Input material:
___

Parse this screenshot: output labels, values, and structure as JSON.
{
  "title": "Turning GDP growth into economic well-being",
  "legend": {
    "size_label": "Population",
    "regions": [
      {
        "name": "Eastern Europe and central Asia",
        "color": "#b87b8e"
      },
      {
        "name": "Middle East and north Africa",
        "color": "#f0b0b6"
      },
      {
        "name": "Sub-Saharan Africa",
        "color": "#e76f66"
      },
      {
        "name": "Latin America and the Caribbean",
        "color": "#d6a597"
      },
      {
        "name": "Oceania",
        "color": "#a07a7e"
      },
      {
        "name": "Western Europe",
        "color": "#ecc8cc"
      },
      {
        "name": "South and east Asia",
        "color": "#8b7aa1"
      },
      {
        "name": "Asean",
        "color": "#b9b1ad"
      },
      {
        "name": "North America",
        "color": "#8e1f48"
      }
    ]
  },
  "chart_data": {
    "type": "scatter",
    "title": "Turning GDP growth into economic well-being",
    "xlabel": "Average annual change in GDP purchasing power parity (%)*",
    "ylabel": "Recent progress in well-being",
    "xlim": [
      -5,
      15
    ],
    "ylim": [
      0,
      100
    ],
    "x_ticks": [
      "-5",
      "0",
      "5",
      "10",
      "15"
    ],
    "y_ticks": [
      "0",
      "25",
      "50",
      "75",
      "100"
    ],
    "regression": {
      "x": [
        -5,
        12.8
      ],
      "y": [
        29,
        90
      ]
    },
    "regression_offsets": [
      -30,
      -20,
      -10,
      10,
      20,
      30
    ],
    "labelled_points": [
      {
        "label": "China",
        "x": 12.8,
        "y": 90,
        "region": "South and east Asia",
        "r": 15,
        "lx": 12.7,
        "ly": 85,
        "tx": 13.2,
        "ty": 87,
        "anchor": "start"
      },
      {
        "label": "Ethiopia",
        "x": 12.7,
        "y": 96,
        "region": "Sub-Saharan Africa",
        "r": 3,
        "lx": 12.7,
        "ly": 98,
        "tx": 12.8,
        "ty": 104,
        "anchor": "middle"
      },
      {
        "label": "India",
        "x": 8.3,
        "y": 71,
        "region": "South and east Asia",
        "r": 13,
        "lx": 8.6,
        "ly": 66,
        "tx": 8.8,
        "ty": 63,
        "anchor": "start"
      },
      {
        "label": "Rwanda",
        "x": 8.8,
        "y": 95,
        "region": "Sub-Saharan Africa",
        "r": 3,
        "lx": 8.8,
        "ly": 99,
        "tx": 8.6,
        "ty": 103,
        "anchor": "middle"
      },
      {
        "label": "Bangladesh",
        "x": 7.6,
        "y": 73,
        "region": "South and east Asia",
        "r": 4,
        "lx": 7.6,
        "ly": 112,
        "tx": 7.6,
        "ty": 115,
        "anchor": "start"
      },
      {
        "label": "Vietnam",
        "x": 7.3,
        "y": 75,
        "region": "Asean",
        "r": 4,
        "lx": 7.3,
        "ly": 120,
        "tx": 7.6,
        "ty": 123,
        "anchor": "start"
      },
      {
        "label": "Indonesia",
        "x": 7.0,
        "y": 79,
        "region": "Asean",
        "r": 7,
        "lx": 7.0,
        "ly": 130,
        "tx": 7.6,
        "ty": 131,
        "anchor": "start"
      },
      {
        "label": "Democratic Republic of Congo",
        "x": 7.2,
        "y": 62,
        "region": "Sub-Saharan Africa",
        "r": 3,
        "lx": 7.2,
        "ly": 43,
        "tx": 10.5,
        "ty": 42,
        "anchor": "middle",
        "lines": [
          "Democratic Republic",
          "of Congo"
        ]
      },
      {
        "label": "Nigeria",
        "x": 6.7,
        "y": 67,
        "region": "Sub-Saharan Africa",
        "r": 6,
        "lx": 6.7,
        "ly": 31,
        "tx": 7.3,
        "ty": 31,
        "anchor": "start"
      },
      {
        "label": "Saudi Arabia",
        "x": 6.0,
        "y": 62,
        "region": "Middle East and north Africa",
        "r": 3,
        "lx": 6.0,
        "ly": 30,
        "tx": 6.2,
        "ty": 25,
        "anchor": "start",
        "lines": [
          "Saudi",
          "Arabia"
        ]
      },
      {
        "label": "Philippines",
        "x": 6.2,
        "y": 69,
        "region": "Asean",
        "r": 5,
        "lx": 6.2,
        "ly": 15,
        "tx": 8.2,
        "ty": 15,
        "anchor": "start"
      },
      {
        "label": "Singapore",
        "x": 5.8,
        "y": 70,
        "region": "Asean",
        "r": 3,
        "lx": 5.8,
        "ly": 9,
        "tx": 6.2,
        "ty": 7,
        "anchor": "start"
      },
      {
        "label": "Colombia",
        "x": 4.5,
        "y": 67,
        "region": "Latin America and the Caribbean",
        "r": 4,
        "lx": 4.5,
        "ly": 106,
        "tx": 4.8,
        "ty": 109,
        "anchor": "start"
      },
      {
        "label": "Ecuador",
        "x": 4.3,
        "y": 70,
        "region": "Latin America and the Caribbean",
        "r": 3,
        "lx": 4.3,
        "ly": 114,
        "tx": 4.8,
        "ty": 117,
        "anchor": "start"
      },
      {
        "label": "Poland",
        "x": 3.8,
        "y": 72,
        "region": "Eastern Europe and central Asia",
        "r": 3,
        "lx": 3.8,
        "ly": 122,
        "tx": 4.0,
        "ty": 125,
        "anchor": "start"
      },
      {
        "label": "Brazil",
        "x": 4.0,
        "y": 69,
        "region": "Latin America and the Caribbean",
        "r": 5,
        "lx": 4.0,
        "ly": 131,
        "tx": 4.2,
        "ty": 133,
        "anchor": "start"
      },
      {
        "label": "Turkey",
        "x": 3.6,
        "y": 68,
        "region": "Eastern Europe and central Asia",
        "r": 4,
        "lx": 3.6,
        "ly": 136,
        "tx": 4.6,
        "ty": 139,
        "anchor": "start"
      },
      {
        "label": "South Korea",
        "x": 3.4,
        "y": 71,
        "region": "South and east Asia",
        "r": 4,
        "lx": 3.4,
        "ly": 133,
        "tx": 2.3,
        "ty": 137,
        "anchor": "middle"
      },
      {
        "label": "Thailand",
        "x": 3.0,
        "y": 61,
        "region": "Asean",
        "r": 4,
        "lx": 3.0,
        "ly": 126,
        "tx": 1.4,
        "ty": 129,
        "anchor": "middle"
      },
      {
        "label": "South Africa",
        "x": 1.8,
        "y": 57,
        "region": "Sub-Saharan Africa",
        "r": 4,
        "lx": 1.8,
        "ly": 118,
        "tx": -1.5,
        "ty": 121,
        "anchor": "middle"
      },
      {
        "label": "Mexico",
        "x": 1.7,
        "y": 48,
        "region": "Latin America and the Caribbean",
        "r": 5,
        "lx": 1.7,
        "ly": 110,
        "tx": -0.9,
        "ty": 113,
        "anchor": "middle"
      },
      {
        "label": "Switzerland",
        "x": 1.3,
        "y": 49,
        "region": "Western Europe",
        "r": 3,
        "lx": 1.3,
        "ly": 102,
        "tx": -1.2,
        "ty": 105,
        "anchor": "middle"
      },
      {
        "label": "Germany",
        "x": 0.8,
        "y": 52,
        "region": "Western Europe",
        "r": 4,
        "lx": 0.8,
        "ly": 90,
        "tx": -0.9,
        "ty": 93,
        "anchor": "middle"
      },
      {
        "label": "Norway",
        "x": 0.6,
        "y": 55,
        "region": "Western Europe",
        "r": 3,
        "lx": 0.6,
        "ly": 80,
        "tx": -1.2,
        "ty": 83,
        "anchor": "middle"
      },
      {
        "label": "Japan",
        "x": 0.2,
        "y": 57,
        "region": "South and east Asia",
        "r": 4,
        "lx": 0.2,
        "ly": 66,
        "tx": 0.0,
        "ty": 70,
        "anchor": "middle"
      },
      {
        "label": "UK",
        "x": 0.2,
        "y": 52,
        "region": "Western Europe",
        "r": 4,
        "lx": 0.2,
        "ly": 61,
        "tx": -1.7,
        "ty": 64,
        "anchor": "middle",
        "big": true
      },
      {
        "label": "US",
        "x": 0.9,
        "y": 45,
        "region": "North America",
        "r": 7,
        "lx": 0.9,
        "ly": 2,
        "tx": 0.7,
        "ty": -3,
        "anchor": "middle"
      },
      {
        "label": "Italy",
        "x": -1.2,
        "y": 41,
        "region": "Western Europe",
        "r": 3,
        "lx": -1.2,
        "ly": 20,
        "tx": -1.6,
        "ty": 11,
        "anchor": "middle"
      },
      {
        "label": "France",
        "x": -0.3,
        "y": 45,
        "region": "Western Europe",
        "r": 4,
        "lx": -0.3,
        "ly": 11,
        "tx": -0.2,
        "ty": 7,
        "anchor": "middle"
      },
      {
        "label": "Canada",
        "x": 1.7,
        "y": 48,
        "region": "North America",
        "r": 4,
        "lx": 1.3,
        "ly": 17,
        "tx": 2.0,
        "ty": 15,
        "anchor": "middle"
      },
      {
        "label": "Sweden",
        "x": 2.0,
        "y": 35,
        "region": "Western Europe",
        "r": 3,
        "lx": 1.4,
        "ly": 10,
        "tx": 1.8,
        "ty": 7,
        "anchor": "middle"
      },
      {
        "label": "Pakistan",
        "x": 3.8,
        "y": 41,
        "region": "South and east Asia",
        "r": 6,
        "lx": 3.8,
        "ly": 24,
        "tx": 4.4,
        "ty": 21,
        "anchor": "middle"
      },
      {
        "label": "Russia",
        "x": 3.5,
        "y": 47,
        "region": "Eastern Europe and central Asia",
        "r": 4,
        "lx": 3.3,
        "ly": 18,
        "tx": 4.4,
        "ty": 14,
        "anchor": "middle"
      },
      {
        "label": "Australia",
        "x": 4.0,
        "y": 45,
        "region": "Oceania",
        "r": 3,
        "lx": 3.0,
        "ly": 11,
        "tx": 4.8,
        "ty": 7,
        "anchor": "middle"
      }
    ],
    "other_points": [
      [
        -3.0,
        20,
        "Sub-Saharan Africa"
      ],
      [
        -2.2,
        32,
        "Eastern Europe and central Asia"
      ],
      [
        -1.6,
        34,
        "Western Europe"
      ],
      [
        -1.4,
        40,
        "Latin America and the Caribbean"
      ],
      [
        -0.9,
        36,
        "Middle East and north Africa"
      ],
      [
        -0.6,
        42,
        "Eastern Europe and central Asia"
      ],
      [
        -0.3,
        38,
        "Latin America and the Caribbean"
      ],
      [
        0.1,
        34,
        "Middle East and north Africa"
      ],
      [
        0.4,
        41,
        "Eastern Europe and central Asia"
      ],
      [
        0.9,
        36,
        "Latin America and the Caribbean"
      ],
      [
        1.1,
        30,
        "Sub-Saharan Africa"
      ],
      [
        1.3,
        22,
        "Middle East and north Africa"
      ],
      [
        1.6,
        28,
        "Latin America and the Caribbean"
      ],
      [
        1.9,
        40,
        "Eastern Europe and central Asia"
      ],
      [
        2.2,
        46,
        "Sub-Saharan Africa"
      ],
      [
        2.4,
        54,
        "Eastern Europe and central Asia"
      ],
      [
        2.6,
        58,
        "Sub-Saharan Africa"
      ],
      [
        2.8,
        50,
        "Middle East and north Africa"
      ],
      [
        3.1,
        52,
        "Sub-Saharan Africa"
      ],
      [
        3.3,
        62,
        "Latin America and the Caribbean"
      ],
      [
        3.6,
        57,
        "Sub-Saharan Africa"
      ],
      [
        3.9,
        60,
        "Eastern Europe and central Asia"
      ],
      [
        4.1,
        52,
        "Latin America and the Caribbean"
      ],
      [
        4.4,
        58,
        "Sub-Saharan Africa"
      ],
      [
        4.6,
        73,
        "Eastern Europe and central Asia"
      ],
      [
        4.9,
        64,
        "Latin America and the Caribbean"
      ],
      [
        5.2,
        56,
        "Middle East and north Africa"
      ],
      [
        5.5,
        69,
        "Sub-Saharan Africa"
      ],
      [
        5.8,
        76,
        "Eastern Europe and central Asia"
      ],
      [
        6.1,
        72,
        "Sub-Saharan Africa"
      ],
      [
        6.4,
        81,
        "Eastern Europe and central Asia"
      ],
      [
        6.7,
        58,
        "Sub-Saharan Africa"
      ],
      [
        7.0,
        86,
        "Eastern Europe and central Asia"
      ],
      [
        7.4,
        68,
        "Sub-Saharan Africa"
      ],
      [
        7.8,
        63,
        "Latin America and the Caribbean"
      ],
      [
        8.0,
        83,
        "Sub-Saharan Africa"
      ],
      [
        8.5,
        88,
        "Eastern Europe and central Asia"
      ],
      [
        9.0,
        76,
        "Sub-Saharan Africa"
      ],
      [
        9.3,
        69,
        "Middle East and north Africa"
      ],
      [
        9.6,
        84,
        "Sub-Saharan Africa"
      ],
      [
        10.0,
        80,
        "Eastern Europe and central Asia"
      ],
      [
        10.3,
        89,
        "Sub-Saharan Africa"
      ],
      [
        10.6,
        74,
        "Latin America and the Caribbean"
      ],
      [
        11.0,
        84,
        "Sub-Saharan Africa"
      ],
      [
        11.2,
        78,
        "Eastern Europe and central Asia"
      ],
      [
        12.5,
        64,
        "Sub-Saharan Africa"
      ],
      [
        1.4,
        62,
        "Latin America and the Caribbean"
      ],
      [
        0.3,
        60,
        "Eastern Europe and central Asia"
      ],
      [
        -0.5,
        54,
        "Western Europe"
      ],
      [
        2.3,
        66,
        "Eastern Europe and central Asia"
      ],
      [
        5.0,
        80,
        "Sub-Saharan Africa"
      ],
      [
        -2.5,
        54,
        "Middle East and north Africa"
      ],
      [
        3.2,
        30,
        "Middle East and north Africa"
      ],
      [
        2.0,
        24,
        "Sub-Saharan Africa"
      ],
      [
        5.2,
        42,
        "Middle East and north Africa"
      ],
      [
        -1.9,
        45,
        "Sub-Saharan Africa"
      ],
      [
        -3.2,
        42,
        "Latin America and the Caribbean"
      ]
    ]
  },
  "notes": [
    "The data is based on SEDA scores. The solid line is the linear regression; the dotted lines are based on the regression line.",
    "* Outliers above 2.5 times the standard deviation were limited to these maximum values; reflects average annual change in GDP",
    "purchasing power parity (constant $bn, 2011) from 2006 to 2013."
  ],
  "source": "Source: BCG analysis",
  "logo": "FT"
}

___

What you have to do: Among the records above, how many lines carry the string "being"? Reply with the number alone.

Answer to this task: 3